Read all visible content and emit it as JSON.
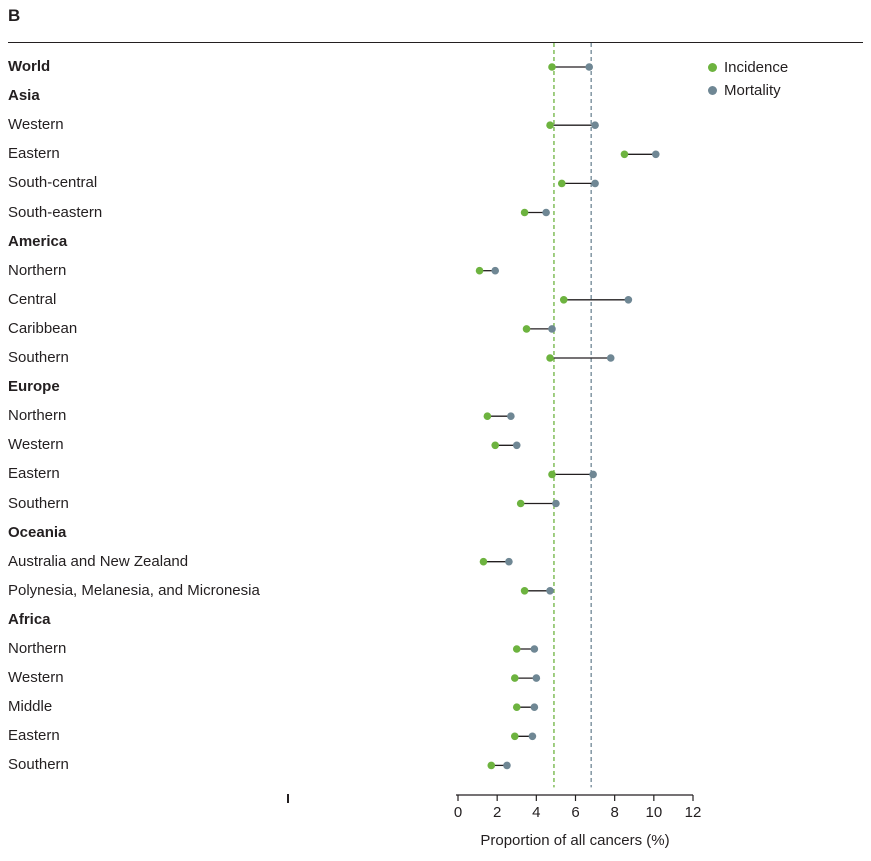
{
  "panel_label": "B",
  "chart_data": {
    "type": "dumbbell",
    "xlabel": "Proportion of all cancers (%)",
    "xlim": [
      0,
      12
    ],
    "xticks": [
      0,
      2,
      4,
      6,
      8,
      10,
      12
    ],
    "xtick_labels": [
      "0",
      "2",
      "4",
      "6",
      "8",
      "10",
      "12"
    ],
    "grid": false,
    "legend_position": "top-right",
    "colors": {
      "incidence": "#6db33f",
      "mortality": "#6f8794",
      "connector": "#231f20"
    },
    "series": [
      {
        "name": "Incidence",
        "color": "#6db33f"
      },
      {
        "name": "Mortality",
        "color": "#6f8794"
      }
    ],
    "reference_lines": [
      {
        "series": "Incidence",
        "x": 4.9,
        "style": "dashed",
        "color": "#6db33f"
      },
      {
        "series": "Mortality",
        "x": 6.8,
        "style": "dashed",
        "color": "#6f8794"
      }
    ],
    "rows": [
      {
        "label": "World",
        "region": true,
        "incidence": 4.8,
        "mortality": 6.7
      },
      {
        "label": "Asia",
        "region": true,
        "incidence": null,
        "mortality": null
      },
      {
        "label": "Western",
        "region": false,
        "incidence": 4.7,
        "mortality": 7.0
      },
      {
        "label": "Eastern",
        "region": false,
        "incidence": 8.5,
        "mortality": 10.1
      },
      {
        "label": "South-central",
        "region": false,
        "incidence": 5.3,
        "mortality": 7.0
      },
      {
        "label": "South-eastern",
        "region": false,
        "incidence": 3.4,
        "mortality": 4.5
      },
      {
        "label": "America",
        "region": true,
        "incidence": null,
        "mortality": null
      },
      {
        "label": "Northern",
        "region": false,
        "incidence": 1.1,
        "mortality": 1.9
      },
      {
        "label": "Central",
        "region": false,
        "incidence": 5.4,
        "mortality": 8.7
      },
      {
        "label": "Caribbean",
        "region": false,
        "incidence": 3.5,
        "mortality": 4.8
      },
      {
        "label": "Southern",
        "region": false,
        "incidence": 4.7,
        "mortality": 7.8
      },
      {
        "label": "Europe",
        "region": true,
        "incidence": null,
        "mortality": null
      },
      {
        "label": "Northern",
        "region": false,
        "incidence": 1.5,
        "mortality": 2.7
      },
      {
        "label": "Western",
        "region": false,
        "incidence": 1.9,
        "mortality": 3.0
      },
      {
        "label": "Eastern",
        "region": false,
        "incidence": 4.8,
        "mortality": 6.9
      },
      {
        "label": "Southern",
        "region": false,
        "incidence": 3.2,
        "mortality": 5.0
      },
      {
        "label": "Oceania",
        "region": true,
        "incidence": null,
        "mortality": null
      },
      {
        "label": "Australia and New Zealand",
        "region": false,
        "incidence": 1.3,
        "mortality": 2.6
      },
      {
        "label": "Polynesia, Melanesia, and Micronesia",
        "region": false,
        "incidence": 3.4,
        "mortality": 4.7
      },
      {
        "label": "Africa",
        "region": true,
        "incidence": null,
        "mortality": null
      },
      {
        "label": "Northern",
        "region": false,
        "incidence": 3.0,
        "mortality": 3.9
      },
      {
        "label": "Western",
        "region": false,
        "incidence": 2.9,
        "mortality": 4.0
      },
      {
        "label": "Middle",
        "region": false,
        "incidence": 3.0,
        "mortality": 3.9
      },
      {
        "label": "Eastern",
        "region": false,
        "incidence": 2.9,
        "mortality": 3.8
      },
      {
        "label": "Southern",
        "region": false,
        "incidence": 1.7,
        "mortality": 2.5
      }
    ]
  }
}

- - -

Brief:
Reproduce the material word for word. Any pictures should be left out of the copy.

Answer to this exercise:
Read all visible content and emit it as JSON.
{
  "panel_label": "B",
  "chart_data": {
    "type": "dumbbell",
    "xlabel": "Proportion of all cancers (%)",
    "xlim": [
      0,
      12
    ],
    "xticks": [
      0,
      2,
      4,
      6,
      8,
      10,
      12
    ],
    "xtick_labels": [
      "0",
      "2",
      "4",
      "6",
      "8",
      "10",
      "12"
    ],
    "grid": false,
    "legend_position": "top-right",
    "colors": {
      "incidence": "#6db33f",
      "mortality": "#6f8794",
      "connector": "#231f20"
    },
    "series": [
      {
        "name": "Incidence",
        "color": "#6db33f"
      },
      {
        "name": "Mortality",
        "color": "#6f8794"
      }
    ],
    "reference_lines": [
      {
        "series": "Incidence",
        "x": 4.9,
        "style": "dashed",
        "color": "#6db33f"
      },
      {
        "series": "Mortality",
        "x": 6.8,
        "style": "dashed",
        "color": "#6f8794"
      }
    ],
    "rows": [
      {
        "label": "World",
        "region": true,
        "incidence": 4.8,
        "mortality": 6.7
      },
      {
        "label": "Asia",
        "region": true,
        "incidence": null,
        "mortality": null
      },
      {
        "label": "Western",
        "region": false,
        "incidence": 4.7,
        "mortality": 7.0
      },
      {
        "label": "Eastern",
        "region": false,
        "incidence": 8.5,
        "mortality": 10.1
      },
      {
        "label": "South-central",
        "region": false,
        "incidence": 5.3,
        "mortality": 7.0
      },
      {
        "label": "South-eastern",
        "region": false,
        "incidence": 3.4,
        "mortality": 4.5
      },
      {
        "label": "America",
        "region": true,
        "incidence": null,
        "mortality": null
      },
      {
        "label": "Northern",
        "region": false,
        "incidence": 1.1,
        "mortality": 1.9
      },
      {
        "label": "Central",
        "region": false,
        "incidence": 5.4,
        "mortality": 8.7
      },
      {
        "label": "Caribbean",
        "region": false,
        "incidence": 3.5,
        "mortality": 4.8
      },
      {
        "label": "Southern",
        "region": false,
        "incidence": 4.7,
        "mortality": 7.8
      },
      {
        "label": "Europe",
        "region": true,
        "incidence": null,
        "mortality": null
      },
      {
        "label": "Northern",
        "region": false,
        "incidence": 1.5,
        "mortality": 2.7
      },
      {
        "label": "Western",
        "region": false,
        "incidence": 1.9,
        "mortality": 3.0
      },
      {
        "label": "Eastern",
        "region": false,
        "incidence": 4.8,
        "mortality": 6.9
      },
      {
        "label": "Southern",
        "region": false,
        "incidence": 3.2,
        "mortality": 5.0
      },
      {
        "label": "Oceania",
        "region": true,
        "incidence": null,
        "mortality": null
      },
      {
        "label": "Australia and New Zealand",
        "region": false,
        "incidence": 1.3,
        "mortality": 2.6
      },
      {
        "label": "Polynesia, Melanesia, and Micronesia",
        "region": false,
        "incidence": 3.4,
        "mortality": 4.7
      },
      {
        "label": "Africa",
        "region": true,
        "incidence": null,
        "mortality": null
      },
      {
        "label": "Northern",
        "region": false,
        "incidence": 3.0,
        "mortality": 3.9
      },
      {
        "label": "Western",
        "region": false,
        "incidence": 2.9,
        "mortality": 4.0
      },
      {
        "label": "Middle",
        "region": false,
        "incidence": 3.0,
        "mortality": 3.9
      },
      {
        "label": "Eastern",
        "region": false,
        "incidence": 2.9,
        "mortality": 3.8
      },
      {
        "label": "Southern",
        "region": false,
        "incidence": 1.7,
        "mortality": 2.5
      }
    ]
  }
}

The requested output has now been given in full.